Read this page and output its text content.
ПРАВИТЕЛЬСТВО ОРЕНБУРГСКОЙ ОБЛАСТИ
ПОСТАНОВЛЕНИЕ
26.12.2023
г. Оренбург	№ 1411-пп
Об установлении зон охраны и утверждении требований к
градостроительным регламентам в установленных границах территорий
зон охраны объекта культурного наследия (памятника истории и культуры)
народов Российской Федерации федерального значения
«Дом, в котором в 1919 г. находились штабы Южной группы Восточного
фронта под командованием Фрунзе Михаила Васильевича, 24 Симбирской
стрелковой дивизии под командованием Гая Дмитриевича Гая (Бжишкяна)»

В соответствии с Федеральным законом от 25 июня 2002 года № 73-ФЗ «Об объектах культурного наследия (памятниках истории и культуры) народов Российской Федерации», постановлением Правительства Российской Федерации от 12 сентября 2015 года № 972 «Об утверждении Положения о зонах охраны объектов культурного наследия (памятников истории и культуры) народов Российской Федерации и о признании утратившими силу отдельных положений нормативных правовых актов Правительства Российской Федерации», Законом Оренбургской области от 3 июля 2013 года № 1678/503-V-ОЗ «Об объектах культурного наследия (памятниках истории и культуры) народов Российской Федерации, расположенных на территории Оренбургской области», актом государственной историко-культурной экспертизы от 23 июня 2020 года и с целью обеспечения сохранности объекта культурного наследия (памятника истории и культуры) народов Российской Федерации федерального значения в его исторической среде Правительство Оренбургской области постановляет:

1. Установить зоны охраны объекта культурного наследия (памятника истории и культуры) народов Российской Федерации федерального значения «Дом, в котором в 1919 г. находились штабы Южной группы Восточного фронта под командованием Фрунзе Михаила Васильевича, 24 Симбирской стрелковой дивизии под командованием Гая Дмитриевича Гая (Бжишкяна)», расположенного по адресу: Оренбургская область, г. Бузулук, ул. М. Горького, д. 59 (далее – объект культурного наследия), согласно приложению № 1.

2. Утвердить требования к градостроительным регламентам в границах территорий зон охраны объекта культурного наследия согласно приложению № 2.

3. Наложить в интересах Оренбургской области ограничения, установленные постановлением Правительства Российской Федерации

----------------------------------------

> Aim of the task: Write out each line of the data that holds the string "Бжишкяна".

> Response:
стрелковой дивизии под командованием Гая Дмитриевича Гая (Бжишкяна)»
1. Установить зоны охраны объекта культурного наследия (памятника истории и культуры) народов Российской Федерации федерального значения «Дом, в котором в 1919 г. находились штабы Южной группы Восточного фронта под командованием Фрунзе Михаила Васильевича, 24 Симбирской стрелковой дивизии под командованием Гая Дмитриевича Гая (Бжишкяна)», расположенного по адресу: Оренбургская область, г. Бузулук, ул. М. Горького, д. 59 (далее – объект культурного наследия), согласно приложению № 1.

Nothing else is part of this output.